MATERIAL FOR THIS TASK:
--------------------------------
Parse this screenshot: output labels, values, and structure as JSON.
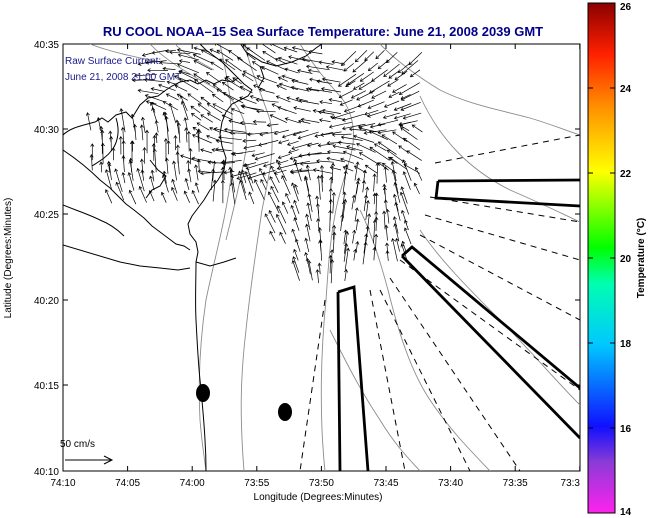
{
  "title": "RU COOL  NOAA–15  Sea Surface Temperature:  June 21, 2008 2039 GMT",
  "current_label": {
    "line1": "Raw Surface Current:",
    "line2": "June 21, 2008 21:00 GMT"
  },
  "scale": {
    "label": "50 cm/s"
  },
  "y_axis": {
    "label": "Latitude (Degrees:Minutes)",
    "ticks": [
      "40:35",
      "40:30",
      "40:25",
      "40:20",
      "40:15",
      "40:10"
    ]
  },
  "x_axis": {
    "label": "Longitude (Degrees:Minutes)",
    "ticks": [
      "74:10",
      "74:05",
      "74:00",
      "73:55",
      "73:50",
      "73:45",
      "73:40",
      "73:35",
      "73:3"
    ]
  },
  "colorbar": {
    "label": "Temperature (°C)",
    "ticks": [
      "26",
      "24",
      "22",
      "20",
      "18",
      "16",
      "14"
    ]
  },
  "colors": {
    "title": "#00008b",
    "label": "#1a1a8c",
    "coast": "#000000",
    "contour": "#8c8c8c"
  }
}
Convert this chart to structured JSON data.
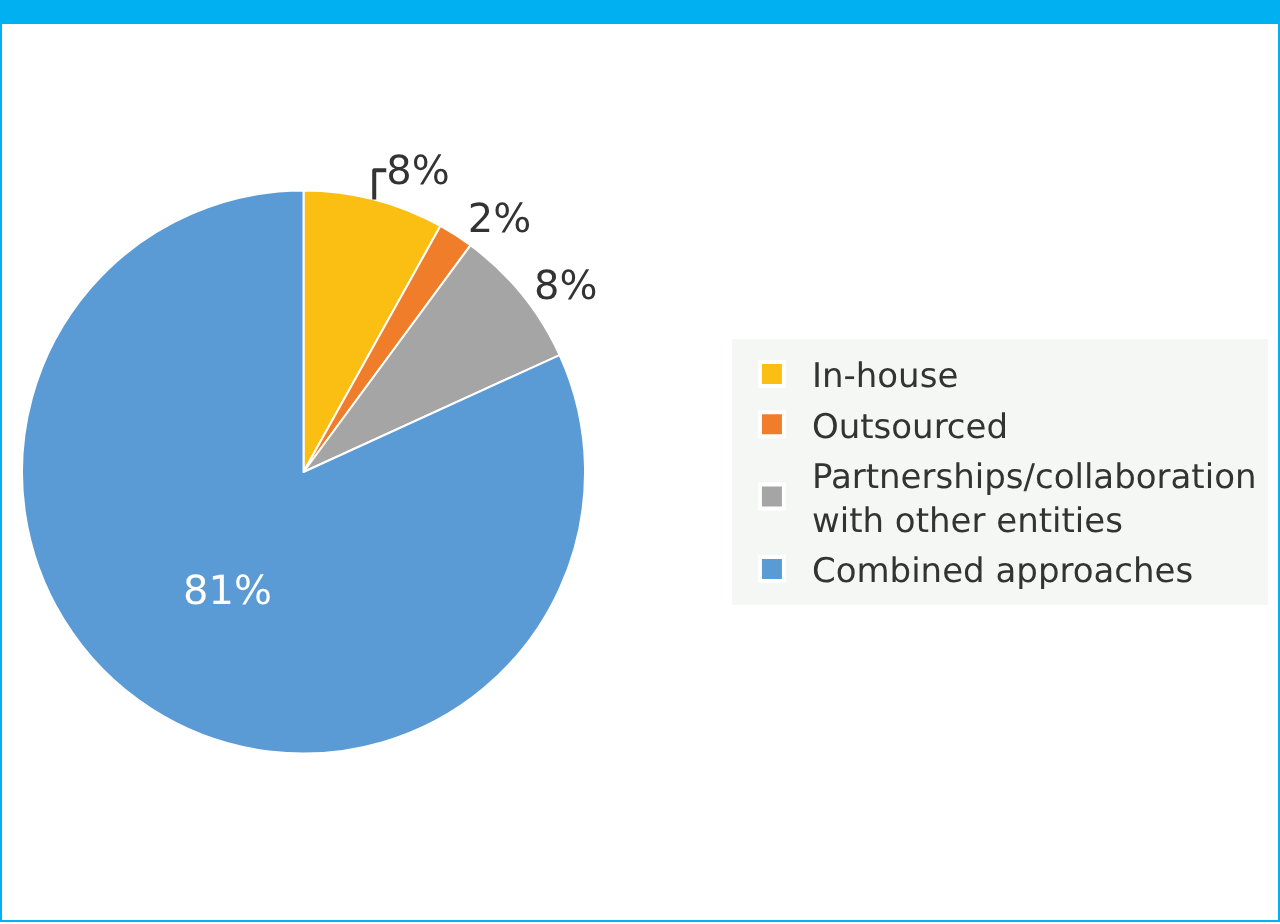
{
  "chart_data": {
    "type": "pie",
    "categories": [
      "In-house",
      "Outsourced",
      "Partnerships/collaboration with other entities",
      "Combined approaches"
    ],
    "values": [
      8,
      2,
      8,
      81
    ],
    "colors": [
      "#fbbf14",
      "#f07d2a",
      "#a5a5a5",
      "#5b9bd5"
    ],
    "value_labels": [
      "8%",
      "2%",
      "8%",
      "81%"
    ],
    "legend": "right"
  }
}
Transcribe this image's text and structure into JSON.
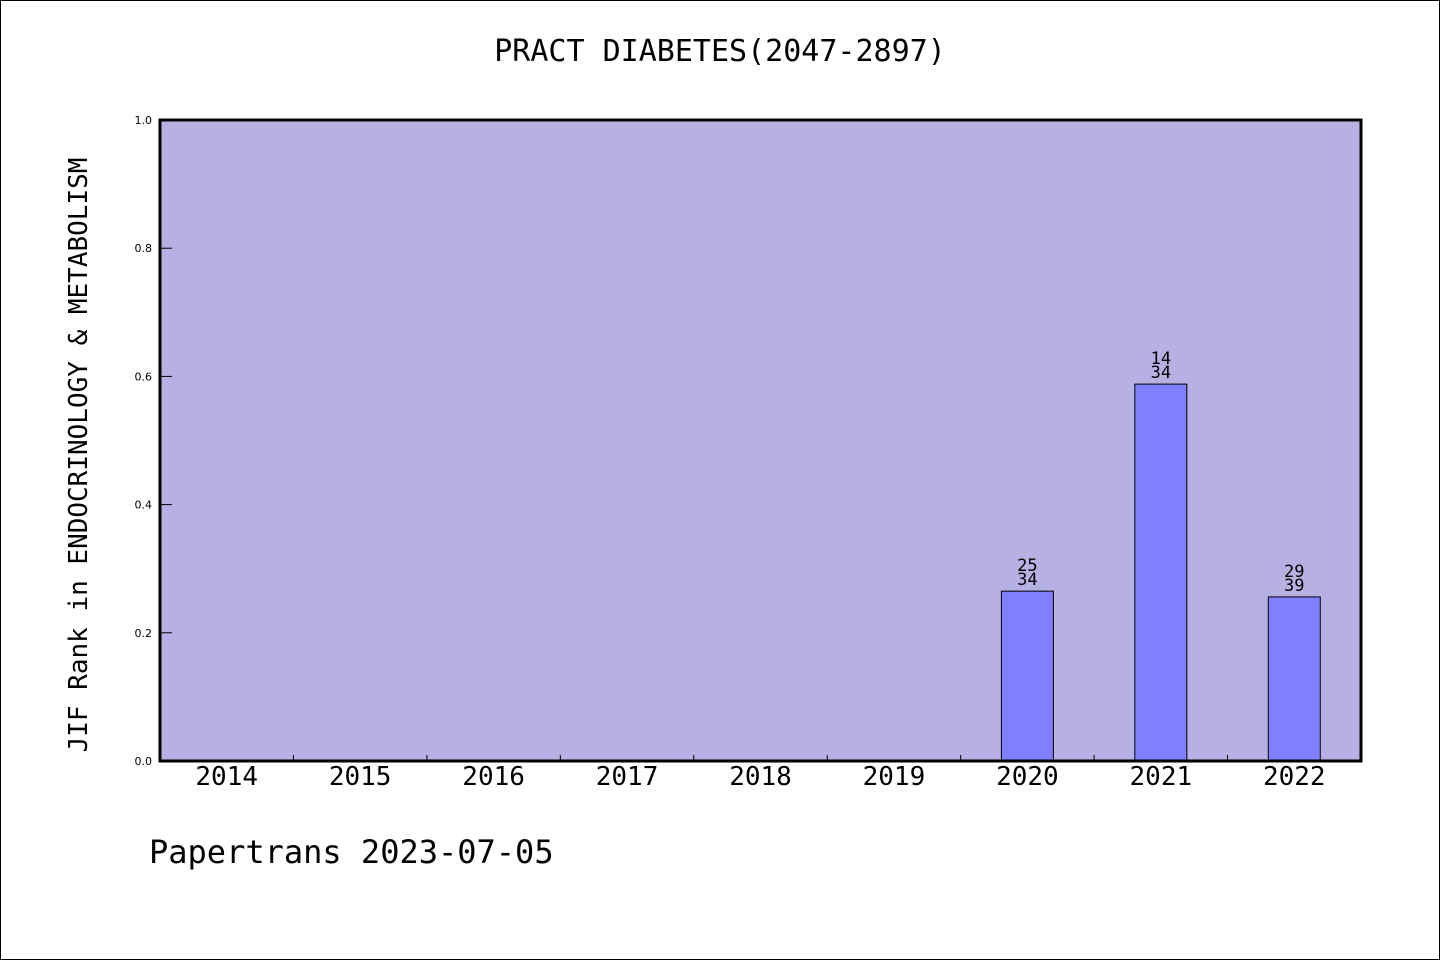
{
  "colors": {
    "plot_background": "#b7b1e3",
    "bar_fill": "#8080ff",
    "axis": "#000000"
  },
  "chart_data": {
    "type": "bar",
    "title": "PRACT DIABETES(2047-2897)",
    "xlabel": "",
    "ylabel": "JIF Rank in ENDOCRINOLOGY & METABOLISM",
    "categories": [
      "2014",
      "2015",
      "2016",
      "2017",
      "2018",
      "2019",
      "2020",
      "2021",
      "2022"
    ],
    "values": [
      null,
      null,
      null,
      null,
      null,
      null,
      0.265,
      0.588,
      0.256
    ],
    "bar_labels": [
      null,
      null,
      null,
      null,
      null,
      null,
      [
        "25",
        "34"
      ],
      [
        "14",
        "34"
      ],
      [
        "29",
        "39"
      ]
    ],
    "ylim": [
      0,
      1.0
    ],
    "yticks": [
      "0.0",
      "0.2",
      "0.4",
      "0.6",
      "0.8",
      "1.0"
    ],
    "grid": false,
    "legend": "none"
  },
  "footer": {
    "text": "Papertrans 2023-07-05"
  }
}
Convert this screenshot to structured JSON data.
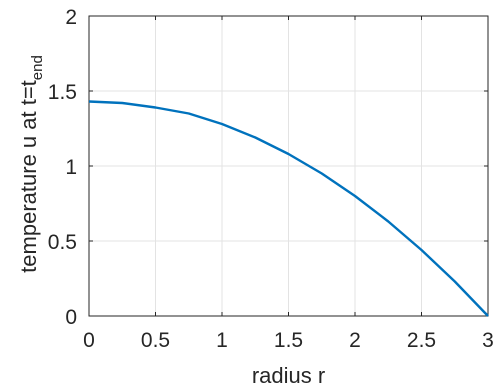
{
  "chart_data": {
    "type": "line",
    "xlabel": "radius r",
    "ylabel_main": "temperature u at t=t",
    "ylabel_sub": "end",
    "xlim": [
      0,
      3
    ],
    "ylim": [
      0,
      2
    ],
    "xticks": [
      0,
      0.5,
      1,
      1.5,
      2,
      2.5,
      3
    ],
    "yticks": [
      0,
      0.5,
      1,
      1.5,
      2
    ],
    "xtick_labels": [
      "0",
      "0.5",
      "1",
      "1.5",
      "2",
      "2.5",
      "3"
    ],
    "ytick_labels": [
      "0",
      "0.5",
      "1",
      "1.5",
      "2"
    ],
    "grid": true,
    "line_color": "#0072bd",
    "series": [
      {
        "x": [
          0,
          0.25,
          0.5,
          0.75,
          1,
          1.25,
          1.5,
          1.75,
          2,
          2.25,
          2.5,
          2.75,
          3
        ],
        "y": [
          1.43,
          1.42,
          1.39,
          1.35,
          1.28,
          1.19,
          1.08,
          0.95,
          0.8,
          0.63,
          0.44,
          0.23,
          0.0
        ]
      }
    ]
  }
}
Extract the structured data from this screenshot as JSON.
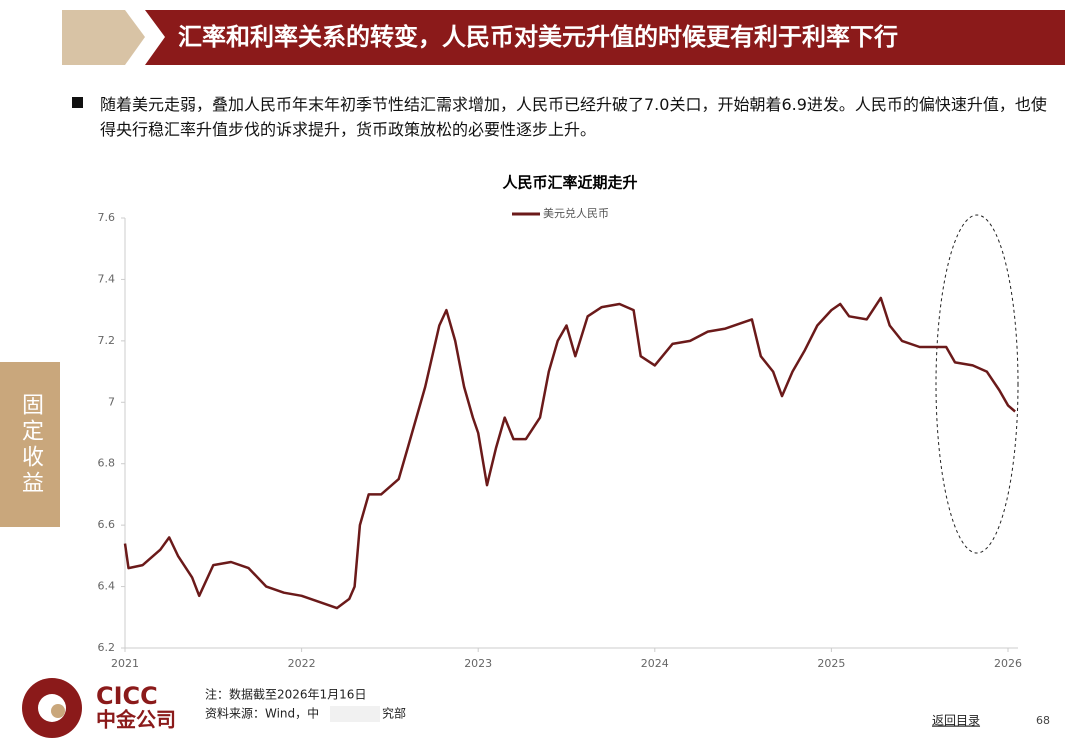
--------------------------------
STATED GOAL: Identify and extract each line of the listing that contains "Surface".

RESPONSE BELOW:
  "title": "RU COOL  NOAA–15  Sea Surface Temperature:  June 21, 2008 2039 GMT",
    "line1": "Raw Surface Current:",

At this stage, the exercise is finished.